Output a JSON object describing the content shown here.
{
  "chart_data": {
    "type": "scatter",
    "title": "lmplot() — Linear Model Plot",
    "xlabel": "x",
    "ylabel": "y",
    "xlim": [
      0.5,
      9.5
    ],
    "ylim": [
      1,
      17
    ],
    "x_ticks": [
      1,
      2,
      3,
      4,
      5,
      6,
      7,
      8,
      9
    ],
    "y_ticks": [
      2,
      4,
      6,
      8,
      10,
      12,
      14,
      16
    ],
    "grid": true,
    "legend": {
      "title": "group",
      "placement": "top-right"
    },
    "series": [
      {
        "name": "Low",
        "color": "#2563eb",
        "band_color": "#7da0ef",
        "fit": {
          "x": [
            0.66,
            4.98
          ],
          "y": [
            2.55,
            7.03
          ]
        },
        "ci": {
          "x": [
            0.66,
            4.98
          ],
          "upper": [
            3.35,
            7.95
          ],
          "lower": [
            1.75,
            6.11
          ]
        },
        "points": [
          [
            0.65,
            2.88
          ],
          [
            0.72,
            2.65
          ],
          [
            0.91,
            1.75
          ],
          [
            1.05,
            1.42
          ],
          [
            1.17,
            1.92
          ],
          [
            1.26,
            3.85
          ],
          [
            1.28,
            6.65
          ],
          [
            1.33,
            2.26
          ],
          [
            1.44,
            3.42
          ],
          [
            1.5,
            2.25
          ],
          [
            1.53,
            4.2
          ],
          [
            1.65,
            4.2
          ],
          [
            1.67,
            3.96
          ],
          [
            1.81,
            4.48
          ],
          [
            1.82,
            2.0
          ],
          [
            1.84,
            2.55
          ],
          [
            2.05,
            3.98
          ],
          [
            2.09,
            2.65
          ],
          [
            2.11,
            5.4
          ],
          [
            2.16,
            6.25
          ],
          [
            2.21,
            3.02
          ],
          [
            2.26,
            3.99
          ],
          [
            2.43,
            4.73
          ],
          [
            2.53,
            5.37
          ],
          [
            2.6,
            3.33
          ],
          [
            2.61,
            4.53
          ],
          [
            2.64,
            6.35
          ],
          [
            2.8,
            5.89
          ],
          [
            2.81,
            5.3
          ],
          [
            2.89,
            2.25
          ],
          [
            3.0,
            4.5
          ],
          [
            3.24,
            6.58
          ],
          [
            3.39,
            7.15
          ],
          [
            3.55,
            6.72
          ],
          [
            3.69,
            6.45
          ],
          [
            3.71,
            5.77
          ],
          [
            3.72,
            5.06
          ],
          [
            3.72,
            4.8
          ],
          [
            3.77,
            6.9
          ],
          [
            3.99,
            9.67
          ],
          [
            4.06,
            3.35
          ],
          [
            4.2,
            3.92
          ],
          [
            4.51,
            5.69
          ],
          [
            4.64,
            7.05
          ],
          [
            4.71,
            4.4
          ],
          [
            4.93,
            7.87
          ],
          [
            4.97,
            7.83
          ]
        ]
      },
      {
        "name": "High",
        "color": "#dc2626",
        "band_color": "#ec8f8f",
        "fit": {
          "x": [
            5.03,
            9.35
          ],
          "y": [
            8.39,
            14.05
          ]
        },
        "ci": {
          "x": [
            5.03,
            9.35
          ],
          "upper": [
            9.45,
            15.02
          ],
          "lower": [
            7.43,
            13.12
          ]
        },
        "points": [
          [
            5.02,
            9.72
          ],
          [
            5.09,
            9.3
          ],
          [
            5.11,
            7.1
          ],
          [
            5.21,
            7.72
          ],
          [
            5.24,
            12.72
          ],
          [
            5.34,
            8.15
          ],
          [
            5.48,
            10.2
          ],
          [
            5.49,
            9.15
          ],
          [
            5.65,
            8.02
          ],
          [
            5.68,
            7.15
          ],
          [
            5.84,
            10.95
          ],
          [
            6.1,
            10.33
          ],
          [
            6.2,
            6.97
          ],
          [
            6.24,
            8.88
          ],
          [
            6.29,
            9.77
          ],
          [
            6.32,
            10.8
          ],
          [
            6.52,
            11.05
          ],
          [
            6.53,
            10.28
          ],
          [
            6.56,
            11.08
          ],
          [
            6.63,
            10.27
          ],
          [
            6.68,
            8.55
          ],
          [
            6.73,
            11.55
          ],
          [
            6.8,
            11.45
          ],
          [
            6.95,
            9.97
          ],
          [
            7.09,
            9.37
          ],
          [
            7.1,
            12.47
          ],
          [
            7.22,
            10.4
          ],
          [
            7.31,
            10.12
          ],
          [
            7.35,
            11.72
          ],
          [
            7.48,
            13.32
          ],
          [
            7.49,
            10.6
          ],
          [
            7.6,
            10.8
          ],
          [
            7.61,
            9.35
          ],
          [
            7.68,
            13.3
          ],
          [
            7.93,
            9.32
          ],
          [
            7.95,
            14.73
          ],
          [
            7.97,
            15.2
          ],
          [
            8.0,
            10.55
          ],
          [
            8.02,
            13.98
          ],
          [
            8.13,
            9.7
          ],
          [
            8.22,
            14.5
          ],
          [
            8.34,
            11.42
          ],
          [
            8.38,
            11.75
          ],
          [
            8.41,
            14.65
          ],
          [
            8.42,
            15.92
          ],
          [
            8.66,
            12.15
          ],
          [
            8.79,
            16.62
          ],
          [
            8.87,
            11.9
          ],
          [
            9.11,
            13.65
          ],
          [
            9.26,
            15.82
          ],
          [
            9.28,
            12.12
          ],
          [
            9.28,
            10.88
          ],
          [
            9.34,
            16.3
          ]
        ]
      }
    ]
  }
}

* _REQUIREMENT_: Transcribe all entries exactly as they are given.

* _ANSWER FOR THE TASK_:
Output a JSON object describing the content shown here.
{
  "chart_data": {
    "type": "scatter",
    "title": "lmplot() — Linear Model Plot",
    "xlabel": "x",
    "ylabel": "y",
    "xlim": [
      0.5,
      9.5
    ],
    "ylim": [
      1,
      17
    ],
    "x_ticks": [
      1,
      2,
      3,
      4,
      5,
      6,
      7,
      8,
      9
    ],
    "y_ticks": [
      2,
      4,
      6,
      8,
      10,
      12,
      14,
      16
    ],
    "grid": true,
    "legend": {
      "title": "group",
      "placement": "top-right"
    },
    "series": [
      {
        "name": "Low",
        "color": "#2563eb",
        "band_color": "#7da0ef",
        "fit": {
          "x": [
            0.66,
            4.98
          ],
          "y": [
            2.55,
            7.03
          ]
        },
        "ci": {
          "x": [
            0.66,
            4.98
          ],
          "upper": [
            3.35,
            7.95
          ],
          "lower": [
            1.75,
            6.11
          ]
        },
        "points": [
          [
            0.65,
            2.88
          ],
          [
            0.72,
            2.65
          ],
          [
            0.91,
            1.75
          ],
          [
            1.05,
            1.42
          ],
          [
            1.17,
            1.92
          ],
          [
            1.26,
            3.85
          ],
          [
            1.28,
            6.65
          ],
          [
            1.33,
            2.26
          ],
          [
            1.44,
            3.42
          ],
          [
            1.5,
            2.25
          ],
          [
            1.53,
            4.2
          ],
          [
            1.65,
            4.2
          ],
          [
            1.67,
            3.96
          ],
          [
            1.81,
            4.48
          ],
          [
            1.82,
            2.0
          ],
          [
            1.84,
            2.55
          ],
          [
            2.05,
            3.98
          ],
          [
            2.09,
            2.65
          ],
          [
            2.11,
            5.4
          ],
          [
            2.16,
            6.25
          ],
          [
            2.21,
            3.02
          ],
          [
            2.26,
            3.99
          ],
          [
            2.43,
            4.73
          ],
          [
            2.53,
            5.37
          ],
          [
            2.6,
            3.33
          ],
          [
            2.61,
            4.53
          ],
          [
            2.64,
            6.35
          ],
          [
            2.8,
            5.89
          ],
          [
            2.81,
            5.3
          ],
          [
            2.89,
            2.25
          ],
          [
            3.0,
            4.5
          ],
          [
            3.24,
            6.58
          ],
          [
            3.39,
            7.15
          ],
          [
            3.55,
            6.72
          ],
          [
            3.69,
            6.45
          ],
          [
            3.71,
            5.77
          ],
          [
            3.72,
            5.06
          ],
          [
            3.72,
            4.8
          ],
          [
            3.77,
            6.9
          ],
          [
            3.99,
            9.67
          ],
          [
            4.06,
            3.35
          ],
          [
            4.2,
            3.92
          ],
          [
            4.51,
            5.69
          ],
          [
            4.64,
            7.05
          ],
          [
            4.71,
            4.4
          ],
          [
            4.93,
            7.87
          ],
          [
            4.97,
            7.83
          ]
        ]
      },
      {
        "name": "High",
        "color": "#dc2626",
        "band_color": "#ec8f8f",
        "fit": {
          "x": [
            5.03,
            9.35
          ],
          "y": [
            8.39,
            14.05
          ]
        },
        "ci": {
          "x": [
            5.03,
            9.35
          ],
          "upper": [
            9.45,
            15.02
          ],
          "lower": [
            7.43,
            13.12
          ]
        },
        "points": [
          [
            5.02,
            9.72
          ],
          [
            5.09,
            9.3
          ],
          [
            5.11,
            7.1
          ],
          [
            5.21,
            7.72
          ],
          [
            5.24,
            12.72
          ],
          [
            5.34,
            8.15
          ],
          [
            5.48,
            10.2
          ],
          [
            5.49,
            9.15
          ],
          [
            5.65,
            8.02
          ],
          [
            5.68,
            7.15
          ],
          [
            5.84,
            10.95
          ],
          [
            6.1,
            10.33
          ],
          [
            6.2,
            6.97
          ],
          [
            6.24,
            8.88
          ],
          [
            6.29,
            9.77
          ],
          [
            6.32,
            10.8
          ],
          [
            6.52,
            11.05
          ],
          [
            6.53,
            10.28
          ],
          [
            6.56,
            11.08
          ],
          [
            6.63,
            10.27
          ],
          [
            6.68,
            8.55
          ],
          [
            6.73,
            11.55
          ],
          [
            6.8,
            11.45
          ],
          [
            6.95,
            9.97
          ],
          [
            7.09,
            9.37
          ],
          [
            7.1,
            12.47
          ],
          [
            7.22,
            10.4
          ],
          [
            7.31,
            10.12
          ],
          [
            7.35,
            11.72
          ],
          [
            7.48,
            13.32
          ],
          [
            7.49,
            10.6
          ],
          [
            7.6,
            10.8
          ],
          [
            7.61,
            9.35
          ],
          [
            7.68,
            13.3
          ],
          [
            7.93,
            9.32
          ],
          [
            7.95,
            14.73
          ],
          [
            7.97,
            15.2
          ],
          [
            8.0,
            10.55
          ],
          [
            8.02,
            13.98
          ],
          [
            8.13,
            9.7
          ],
          [
            8.22,
            14.5
          ],
          [
            8.34,
            11.42
          ],
          [
            8.38,
            11.75
          ],
          [
            8.41,
            14.65
          ],
          [
            8.42,
            15.92
          ],
          [
            8.66,
            12.15
          ],
          [
            8.79,
            16.62
          ],
          [
            8.87,
            11.9
          ],
          [
            9.11,
            13.65
          ],
          [
            9.26,
            15.82
          ],
          [
            9.28,
            12.12
          ],
          [
            9.28,
            10.88
          ],
          [
            9.34,
            16.3
          ]
        ]
      }
    ]
  }
}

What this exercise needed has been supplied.